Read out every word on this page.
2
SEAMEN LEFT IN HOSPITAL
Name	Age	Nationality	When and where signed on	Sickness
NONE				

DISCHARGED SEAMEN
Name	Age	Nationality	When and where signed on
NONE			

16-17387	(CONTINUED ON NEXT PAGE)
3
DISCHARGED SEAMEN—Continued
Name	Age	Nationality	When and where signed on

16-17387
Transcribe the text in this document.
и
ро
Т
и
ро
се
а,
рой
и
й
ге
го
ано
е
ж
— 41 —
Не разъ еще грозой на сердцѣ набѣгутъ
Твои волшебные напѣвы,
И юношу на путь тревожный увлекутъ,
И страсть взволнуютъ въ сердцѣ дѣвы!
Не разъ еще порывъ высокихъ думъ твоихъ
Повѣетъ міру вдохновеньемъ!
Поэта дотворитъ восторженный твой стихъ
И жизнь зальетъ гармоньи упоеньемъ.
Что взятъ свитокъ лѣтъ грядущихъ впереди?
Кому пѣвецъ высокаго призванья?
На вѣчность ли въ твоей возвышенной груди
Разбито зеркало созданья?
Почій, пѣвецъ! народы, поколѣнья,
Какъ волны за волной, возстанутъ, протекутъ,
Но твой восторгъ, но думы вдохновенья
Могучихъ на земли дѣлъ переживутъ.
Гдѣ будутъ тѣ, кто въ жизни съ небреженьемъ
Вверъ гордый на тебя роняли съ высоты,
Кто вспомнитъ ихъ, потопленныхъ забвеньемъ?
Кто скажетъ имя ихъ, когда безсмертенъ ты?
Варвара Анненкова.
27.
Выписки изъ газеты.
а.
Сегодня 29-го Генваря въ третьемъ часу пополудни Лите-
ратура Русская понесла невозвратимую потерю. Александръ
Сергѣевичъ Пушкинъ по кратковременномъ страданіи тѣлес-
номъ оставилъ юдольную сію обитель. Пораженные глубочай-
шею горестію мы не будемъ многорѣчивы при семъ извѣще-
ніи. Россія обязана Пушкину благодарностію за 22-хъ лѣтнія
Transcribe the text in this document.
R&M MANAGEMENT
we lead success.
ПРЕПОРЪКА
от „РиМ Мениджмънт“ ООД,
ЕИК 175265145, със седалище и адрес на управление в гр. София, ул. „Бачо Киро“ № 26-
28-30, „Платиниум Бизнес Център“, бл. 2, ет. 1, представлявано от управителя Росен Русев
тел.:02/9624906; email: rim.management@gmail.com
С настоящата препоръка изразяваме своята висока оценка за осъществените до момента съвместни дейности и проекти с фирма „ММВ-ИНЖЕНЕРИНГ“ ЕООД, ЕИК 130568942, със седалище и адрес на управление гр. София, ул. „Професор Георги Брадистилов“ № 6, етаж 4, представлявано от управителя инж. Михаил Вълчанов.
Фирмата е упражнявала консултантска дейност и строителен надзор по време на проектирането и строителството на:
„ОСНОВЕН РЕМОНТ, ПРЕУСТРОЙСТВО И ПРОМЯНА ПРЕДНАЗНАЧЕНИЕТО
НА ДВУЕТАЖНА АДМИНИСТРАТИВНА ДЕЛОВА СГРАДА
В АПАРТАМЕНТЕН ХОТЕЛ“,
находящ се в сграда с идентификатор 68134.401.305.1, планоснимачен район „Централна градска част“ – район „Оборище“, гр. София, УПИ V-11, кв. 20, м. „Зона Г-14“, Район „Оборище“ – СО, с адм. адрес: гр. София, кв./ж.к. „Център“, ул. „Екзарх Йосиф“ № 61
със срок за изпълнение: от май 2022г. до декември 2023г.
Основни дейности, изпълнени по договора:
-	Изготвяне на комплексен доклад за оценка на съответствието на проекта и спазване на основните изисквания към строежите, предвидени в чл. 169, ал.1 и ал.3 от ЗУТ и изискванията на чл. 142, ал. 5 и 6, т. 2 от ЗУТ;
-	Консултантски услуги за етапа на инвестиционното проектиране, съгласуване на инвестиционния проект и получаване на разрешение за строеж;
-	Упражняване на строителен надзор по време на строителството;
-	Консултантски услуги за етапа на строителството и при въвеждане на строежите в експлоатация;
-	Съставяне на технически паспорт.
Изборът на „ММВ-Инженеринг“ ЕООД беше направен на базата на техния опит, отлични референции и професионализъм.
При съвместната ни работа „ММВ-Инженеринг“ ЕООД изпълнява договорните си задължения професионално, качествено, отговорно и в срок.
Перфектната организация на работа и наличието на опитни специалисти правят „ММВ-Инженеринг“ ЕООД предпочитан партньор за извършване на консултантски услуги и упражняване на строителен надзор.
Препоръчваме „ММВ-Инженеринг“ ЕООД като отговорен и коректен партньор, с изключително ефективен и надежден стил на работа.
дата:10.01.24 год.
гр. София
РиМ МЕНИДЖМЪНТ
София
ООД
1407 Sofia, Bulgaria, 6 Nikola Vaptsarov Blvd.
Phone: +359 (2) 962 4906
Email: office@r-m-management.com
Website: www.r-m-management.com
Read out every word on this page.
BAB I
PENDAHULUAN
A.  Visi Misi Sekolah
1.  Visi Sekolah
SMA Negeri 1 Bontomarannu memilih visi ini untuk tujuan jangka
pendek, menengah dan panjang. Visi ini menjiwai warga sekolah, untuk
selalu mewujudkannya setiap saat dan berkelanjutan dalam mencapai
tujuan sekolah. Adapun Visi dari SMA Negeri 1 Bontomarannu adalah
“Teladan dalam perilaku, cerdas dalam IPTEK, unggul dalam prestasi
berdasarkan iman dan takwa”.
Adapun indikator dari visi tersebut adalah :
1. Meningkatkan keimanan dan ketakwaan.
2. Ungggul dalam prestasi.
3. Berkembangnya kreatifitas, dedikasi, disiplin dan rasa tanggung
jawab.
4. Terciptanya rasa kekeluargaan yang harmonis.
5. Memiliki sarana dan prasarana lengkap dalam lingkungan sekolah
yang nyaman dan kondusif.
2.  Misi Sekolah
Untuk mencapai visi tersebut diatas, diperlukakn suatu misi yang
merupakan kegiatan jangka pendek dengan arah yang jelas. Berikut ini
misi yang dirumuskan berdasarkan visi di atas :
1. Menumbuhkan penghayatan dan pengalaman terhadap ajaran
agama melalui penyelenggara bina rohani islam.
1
◇ ◇ ◇
=== Given request ===
Extract all lines from the material above that include the word "SEAMEN".

=== Result ===
SEAMEN LEFT IN HOSPITAL
DISCHARGED SEAMEN
DISCHARGED SEAMEN—Continued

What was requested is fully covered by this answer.